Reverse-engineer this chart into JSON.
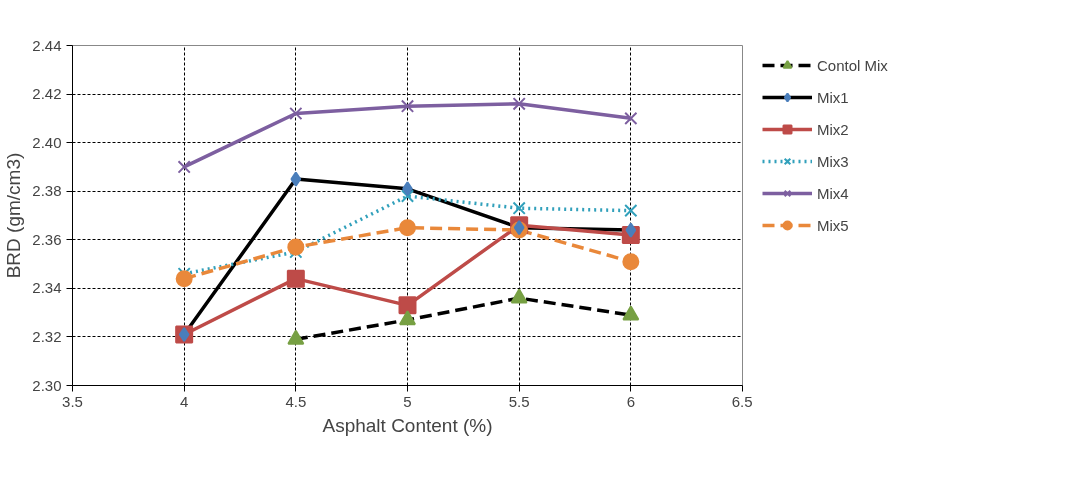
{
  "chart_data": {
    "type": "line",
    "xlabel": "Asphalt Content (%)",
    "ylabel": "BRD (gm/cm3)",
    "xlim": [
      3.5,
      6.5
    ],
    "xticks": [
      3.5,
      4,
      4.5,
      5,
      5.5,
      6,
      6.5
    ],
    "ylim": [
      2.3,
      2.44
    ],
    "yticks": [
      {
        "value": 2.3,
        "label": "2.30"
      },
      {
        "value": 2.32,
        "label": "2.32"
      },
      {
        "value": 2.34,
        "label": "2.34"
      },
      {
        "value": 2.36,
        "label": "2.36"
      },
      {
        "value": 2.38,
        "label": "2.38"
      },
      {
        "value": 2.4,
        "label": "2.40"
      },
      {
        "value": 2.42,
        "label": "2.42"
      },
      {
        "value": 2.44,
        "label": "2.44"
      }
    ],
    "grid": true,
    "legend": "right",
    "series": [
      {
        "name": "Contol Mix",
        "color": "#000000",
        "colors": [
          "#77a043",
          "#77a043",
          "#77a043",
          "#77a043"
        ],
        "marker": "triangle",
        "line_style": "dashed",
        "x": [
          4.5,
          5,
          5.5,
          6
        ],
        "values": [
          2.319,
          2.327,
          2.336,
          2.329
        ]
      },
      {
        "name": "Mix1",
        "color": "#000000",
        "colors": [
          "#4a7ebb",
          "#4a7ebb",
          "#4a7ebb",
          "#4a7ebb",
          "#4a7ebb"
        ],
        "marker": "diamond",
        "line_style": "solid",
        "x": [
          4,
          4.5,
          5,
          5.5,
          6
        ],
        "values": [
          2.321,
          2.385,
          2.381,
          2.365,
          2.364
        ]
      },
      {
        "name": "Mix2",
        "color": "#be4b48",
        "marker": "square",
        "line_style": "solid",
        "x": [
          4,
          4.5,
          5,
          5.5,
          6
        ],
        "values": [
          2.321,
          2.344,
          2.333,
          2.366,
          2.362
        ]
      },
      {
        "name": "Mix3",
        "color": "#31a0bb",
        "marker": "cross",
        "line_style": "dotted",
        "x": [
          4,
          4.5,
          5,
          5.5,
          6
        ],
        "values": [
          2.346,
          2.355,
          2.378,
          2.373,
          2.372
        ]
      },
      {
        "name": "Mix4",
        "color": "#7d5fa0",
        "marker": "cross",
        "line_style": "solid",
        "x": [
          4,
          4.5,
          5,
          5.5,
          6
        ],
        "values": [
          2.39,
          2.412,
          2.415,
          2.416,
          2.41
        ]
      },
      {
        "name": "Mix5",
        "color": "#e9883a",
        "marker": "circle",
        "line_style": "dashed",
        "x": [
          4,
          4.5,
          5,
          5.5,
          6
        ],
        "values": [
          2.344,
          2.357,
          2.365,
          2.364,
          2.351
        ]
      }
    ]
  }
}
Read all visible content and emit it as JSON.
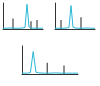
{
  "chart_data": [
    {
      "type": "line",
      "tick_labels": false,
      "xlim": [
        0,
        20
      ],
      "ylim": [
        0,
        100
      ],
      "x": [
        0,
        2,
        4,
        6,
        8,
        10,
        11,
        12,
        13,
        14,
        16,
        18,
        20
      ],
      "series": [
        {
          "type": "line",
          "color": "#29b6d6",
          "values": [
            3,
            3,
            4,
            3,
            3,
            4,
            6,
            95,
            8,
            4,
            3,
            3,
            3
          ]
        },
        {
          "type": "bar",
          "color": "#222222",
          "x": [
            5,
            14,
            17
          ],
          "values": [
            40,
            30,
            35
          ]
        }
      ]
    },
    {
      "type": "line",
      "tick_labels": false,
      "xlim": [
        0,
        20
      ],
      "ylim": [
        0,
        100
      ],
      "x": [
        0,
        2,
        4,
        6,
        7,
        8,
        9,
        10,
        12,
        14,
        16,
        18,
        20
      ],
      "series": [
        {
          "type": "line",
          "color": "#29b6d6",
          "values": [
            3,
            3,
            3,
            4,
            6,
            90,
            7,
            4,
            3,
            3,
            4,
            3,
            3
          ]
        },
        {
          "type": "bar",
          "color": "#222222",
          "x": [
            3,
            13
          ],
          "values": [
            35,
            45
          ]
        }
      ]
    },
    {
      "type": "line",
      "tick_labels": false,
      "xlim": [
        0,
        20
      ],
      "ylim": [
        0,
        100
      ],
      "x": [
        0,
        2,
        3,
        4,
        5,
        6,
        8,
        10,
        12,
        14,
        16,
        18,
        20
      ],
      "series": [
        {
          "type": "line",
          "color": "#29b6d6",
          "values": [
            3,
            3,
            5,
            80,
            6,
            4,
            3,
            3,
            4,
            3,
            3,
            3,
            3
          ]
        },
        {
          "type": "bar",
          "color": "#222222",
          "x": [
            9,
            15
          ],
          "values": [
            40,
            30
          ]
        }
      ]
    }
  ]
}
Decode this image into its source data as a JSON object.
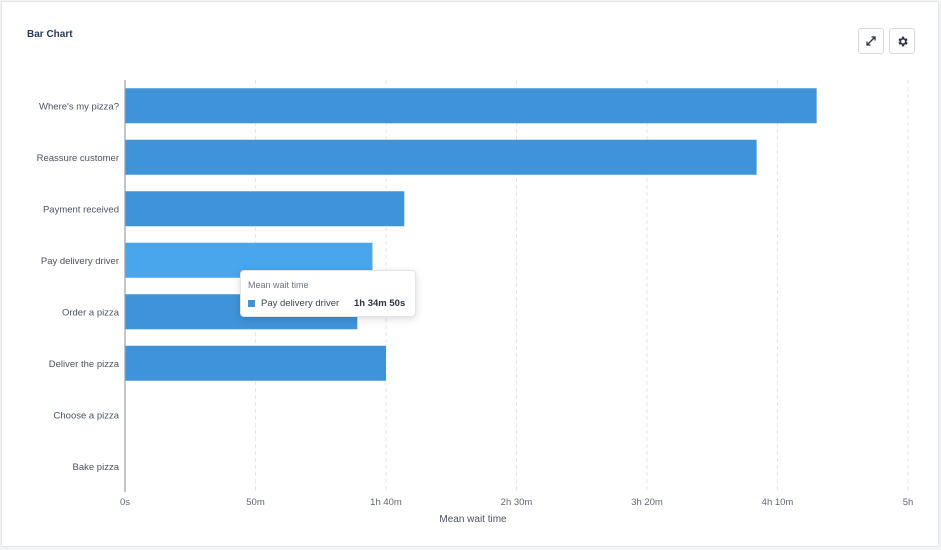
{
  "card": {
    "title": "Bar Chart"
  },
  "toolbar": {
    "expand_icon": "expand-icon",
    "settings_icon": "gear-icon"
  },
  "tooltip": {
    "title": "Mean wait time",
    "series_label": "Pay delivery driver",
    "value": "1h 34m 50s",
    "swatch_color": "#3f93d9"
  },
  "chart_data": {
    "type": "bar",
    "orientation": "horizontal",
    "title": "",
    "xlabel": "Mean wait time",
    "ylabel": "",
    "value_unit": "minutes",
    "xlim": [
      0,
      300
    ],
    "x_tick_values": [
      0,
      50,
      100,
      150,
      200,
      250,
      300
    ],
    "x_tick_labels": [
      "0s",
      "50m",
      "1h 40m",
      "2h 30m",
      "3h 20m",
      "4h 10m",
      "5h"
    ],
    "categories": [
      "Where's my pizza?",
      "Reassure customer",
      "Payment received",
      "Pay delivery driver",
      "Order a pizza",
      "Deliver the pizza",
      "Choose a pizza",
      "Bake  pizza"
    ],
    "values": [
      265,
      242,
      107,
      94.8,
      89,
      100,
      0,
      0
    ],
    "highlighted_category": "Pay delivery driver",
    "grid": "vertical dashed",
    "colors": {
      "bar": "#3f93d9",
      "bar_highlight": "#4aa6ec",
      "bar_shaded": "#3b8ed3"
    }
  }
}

- [GOAL]
What do the lines above say from the line containing "Decode this image" through the last line? Quote them exactly, both ends included, and leave out the pictures.

- [RESPONSE]
Decode this image into its source data as a JSON object.
{
  "card": {
    "title": "Bar Chart"
  },
  "toolbar": {
    "expand_icon": "expand-icon",
    "settings_icon": "gear-icon"
  },
  "tooltip": {
    "title": "Mean wait time",
    "series_label": "Pay delivery driver",
    "value": "1h 34m 50s",
    "swatch_color": "#3f93d9"
  },
  "chart_data": {
    "type": "bar",
    "orientation": "horizontal",
    "title": "",
    "xlabel": "Mean wait time",
    "ylabel": "",
    "value_unit": "minutes",
    "xlim": [
      0,
      300
    ],
    "x_tick_values": [
      0,
      50,
      100,
      150,
      200,
      250,
      300
    ],
    "x_tick_labels": [
      "0s",
      "50m",
      "1h 40m",
      "2h 30m",
      "3h 20m",
      "4h 10m",
      "5h"
    ],
    "categories": [
      "Where's my pizza?",
      "Reassure customer",
      "Payment received",
      "Pay delivery driver",
      "Order a pizza",
      "Deliver the pizza",
      "Choose a pizza",
      "Bake  pizza"
    ],
    "values": [
      265,
      242,
      107,
      94.8,
      89,
      100,
      0,
      0
    ],
    "highlighted_category": "Pay delivery driver",
    "grid": "vertical dashed",
    "colors": {
      "bar": "#3f93d9",
      "bar_highlight": "#4aa6ec",
      "bar_shaded": "#3b8ed3"
    }
  }
}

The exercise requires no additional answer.